Element and coordinate records:
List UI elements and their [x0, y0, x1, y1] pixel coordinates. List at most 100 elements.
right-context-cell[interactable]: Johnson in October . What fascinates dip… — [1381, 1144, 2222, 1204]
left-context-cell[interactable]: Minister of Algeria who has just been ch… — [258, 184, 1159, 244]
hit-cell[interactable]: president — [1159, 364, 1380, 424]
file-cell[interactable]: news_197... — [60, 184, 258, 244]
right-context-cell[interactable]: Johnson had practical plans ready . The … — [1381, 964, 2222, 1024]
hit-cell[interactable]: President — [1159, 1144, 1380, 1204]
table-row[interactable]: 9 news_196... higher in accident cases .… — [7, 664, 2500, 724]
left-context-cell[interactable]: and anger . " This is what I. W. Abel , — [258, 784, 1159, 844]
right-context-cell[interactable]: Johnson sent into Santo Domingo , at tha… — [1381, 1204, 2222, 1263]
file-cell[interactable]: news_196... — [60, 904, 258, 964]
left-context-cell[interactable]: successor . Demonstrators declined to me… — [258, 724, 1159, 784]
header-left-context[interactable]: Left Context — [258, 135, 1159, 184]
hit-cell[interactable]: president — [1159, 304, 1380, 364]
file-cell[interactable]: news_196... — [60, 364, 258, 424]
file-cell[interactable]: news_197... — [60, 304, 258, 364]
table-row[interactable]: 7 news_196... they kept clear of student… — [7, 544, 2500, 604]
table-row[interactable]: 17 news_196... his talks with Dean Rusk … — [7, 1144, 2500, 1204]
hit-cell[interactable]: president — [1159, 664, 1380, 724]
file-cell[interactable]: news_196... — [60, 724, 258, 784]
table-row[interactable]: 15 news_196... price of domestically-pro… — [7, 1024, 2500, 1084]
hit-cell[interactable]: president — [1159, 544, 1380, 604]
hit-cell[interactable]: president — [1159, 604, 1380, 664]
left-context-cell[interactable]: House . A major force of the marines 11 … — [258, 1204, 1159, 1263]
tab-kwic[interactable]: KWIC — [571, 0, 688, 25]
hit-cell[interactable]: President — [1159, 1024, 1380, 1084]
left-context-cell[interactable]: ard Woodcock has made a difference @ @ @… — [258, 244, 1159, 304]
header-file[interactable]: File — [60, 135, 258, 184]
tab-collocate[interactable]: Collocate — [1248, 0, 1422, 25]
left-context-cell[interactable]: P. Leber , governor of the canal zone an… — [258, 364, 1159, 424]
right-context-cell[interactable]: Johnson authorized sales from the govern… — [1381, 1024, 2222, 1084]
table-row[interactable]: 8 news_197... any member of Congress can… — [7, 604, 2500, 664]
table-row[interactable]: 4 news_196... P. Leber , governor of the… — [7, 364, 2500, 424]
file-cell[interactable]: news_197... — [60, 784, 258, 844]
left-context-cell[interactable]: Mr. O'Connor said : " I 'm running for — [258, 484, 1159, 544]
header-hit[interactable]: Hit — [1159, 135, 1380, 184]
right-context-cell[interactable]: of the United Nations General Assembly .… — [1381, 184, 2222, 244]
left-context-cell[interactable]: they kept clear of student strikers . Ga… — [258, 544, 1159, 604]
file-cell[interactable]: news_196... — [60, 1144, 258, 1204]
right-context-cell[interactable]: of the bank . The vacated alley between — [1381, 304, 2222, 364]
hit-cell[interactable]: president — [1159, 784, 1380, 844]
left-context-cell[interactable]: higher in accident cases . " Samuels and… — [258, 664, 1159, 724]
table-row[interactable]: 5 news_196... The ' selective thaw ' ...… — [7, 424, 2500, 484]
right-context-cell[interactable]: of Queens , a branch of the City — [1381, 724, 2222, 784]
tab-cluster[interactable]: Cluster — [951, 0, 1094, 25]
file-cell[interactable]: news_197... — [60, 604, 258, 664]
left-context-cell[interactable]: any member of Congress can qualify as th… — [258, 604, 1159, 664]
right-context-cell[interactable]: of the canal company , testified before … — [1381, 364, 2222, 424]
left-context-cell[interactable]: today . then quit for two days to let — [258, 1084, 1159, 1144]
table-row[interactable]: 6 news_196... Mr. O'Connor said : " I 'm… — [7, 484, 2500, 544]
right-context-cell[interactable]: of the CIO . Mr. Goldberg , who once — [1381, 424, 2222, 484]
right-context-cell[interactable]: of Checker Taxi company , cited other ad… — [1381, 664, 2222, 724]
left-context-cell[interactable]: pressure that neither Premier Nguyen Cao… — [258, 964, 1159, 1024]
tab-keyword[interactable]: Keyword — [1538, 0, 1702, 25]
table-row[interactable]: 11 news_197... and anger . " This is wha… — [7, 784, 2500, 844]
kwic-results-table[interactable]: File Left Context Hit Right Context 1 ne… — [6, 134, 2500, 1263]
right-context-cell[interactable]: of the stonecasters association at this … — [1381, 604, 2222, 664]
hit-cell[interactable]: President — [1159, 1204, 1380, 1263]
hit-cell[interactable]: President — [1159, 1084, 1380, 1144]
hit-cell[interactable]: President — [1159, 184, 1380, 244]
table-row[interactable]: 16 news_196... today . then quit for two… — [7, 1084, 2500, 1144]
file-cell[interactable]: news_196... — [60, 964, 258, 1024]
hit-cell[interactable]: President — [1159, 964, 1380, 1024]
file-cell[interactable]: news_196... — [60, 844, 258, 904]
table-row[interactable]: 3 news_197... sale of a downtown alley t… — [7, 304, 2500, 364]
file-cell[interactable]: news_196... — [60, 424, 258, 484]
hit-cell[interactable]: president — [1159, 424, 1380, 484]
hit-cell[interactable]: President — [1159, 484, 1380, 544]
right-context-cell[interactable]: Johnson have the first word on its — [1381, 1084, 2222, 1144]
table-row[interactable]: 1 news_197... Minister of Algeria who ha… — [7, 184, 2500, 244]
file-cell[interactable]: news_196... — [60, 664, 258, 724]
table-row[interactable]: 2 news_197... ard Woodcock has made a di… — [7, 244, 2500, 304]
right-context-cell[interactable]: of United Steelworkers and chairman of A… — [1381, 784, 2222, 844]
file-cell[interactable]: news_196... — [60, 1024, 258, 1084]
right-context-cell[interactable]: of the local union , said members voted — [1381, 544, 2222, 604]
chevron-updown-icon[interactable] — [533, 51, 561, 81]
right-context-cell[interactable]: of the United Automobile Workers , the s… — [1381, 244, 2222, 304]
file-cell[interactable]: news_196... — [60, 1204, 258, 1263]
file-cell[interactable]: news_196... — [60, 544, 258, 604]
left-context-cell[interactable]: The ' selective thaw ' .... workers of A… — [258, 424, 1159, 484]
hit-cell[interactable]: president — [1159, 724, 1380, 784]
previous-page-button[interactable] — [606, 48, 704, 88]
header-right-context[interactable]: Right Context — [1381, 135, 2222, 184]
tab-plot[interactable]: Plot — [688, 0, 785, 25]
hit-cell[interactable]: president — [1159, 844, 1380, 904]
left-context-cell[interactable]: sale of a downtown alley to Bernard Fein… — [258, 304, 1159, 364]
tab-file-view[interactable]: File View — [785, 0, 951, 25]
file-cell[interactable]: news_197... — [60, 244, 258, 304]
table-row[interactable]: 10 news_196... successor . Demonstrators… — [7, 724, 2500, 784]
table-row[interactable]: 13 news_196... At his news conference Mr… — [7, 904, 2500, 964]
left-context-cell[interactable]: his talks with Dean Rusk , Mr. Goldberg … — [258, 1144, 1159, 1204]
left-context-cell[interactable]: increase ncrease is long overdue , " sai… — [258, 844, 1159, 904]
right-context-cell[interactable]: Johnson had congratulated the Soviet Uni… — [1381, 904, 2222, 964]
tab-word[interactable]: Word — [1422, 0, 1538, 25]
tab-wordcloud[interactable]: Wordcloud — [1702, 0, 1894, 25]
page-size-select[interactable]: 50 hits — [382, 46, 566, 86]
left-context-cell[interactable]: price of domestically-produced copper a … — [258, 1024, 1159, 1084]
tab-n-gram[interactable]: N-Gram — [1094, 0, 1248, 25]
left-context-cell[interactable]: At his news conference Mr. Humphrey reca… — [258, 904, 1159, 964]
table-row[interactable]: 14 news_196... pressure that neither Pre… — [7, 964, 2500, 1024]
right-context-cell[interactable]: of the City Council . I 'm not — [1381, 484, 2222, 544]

* **Job**
Copy out the material word for word, from its very first line through the line that contains "left-context-cell[interactable]: Minister of", including both of those lines.

* **In response**
List UI elements and their [x0, y0, x1, y1] pixel coordinates. List at most 100 elements.
right-context-cell[interactable]: Johnson in October . What fascinates dip… — [1381, 1144, 2222, 1204]
left-context-cell[interactable]: Minister of Algeria who has just been ch… — [258, 184, 1159, 244]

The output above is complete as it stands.